--- Begin ---
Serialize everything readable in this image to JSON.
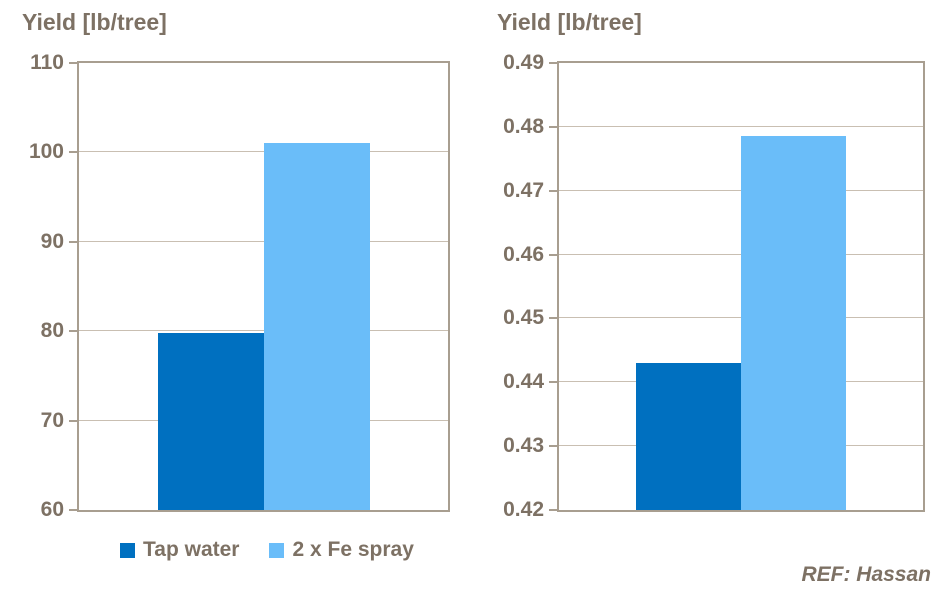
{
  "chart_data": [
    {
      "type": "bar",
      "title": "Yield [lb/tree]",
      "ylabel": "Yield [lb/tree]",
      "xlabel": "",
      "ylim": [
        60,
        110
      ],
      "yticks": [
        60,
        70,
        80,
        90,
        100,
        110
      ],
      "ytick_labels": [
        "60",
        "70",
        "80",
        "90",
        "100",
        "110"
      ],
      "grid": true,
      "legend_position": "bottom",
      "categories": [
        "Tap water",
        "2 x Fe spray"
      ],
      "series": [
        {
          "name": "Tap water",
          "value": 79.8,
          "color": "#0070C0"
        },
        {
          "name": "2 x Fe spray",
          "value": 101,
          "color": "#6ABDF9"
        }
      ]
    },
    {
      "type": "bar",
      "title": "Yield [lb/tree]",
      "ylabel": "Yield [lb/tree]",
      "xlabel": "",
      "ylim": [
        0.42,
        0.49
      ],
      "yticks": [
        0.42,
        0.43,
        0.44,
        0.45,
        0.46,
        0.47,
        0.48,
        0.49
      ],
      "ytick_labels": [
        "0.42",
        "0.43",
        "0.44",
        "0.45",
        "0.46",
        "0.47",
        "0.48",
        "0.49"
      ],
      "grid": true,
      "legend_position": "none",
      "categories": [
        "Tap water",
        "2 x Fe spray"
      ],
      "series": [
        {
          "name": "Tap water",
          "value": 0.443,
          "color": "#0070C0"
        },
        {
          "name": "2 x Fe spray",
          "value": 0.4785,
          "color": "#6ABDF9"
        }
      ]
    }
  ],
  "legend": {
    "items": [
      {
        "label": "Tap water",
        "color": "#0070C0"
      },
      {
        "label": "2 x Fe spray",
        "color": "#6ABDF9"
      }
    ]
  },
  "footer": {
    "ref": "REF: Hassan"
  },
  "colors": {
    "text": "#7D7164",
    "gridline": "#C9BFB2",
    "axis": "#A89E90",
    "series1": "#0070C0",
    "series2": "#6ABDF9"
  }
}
--- End ---
* **WRITTEN EXERCISE**:
Write the full listing out again with every line unchanged, but include no pictures.

* **RESPONSE**:
Serialize everything readable in this image to JSON.
{
  "chart_data": [
    {
      "type": "bar",
      "title": "Yield [lb/tree]",
      "ylabel": "Yield [lb/tree]",
      "xlabel": "",
      "ylim": [
        60,
        110
      ],
      "yticks": [
        60,
        70,
        80,
        90,
        100,
        110
      ],
      "ytick_labels": [
        "60",
        "70",
        "80",
        "90",
        "100",
        "110"
      ],
      "grid": true,
      "legend_position": "bottom",
      "categories": [
        "Tap water",
        "2 x Fe spray"
      ],
      "series": [
        {
          "name": "Tap water",
          "value": 79.8,
          "color": "#0070C0"
        },
        {
          "name": "2 x Fe spray",
          "value": 101,
          "color": "#6ABDF9"
        }
      ]
    },
    {
      "type": "bar",
      "title": "Yield [lb/tree]",
      "ylabel": "Yield [lb/tree]",
      "xlabel": "",
      "ylim": [
        0.42,
        0.49
      ],
      "yticks": [
        0.42,
        0.43,
        0.44,
        0.45,
        0.46,
        0.47,
        0.48,
        0.49
      ],
      "ytick_labels": [
        "0.42",
        "0.43",
        "0.44",
        "0.45",
        "0.46",
        "0.47",
        "0.48",
        "0.49"
      ],
      "grid": true,
      "legend_position": "none",
      "categories": [
        "Tap water",
        "2 x Fe spray"
      ],
      "series": [
        {
          "name": "Tap water",
          "value": 0.443,
          "color": "#0070C0"
        },
        {
          "name": "2 x Fe spray",
          "value": 0.4785,
          "color": "#6ABDF9"
        }
      ]
    }
  ],
  "legend": {
    "items": [
      {
        "label": "Tap water",
        "color": "#0070C0"
      },
      {
        "label": "2 x Fe spray",
        "color": "#6ABDF9"
      }
    ]
  },
  "footer": {
    "ref": "REF: Hassan"
  },
  "colors": {
    "text": "#7D7164",
    "gridline": "#C9BFB2",
    "axis": "#A89E90",
    "series1": "#0070C0",
    "series2": "#6ABDF9"
  }
}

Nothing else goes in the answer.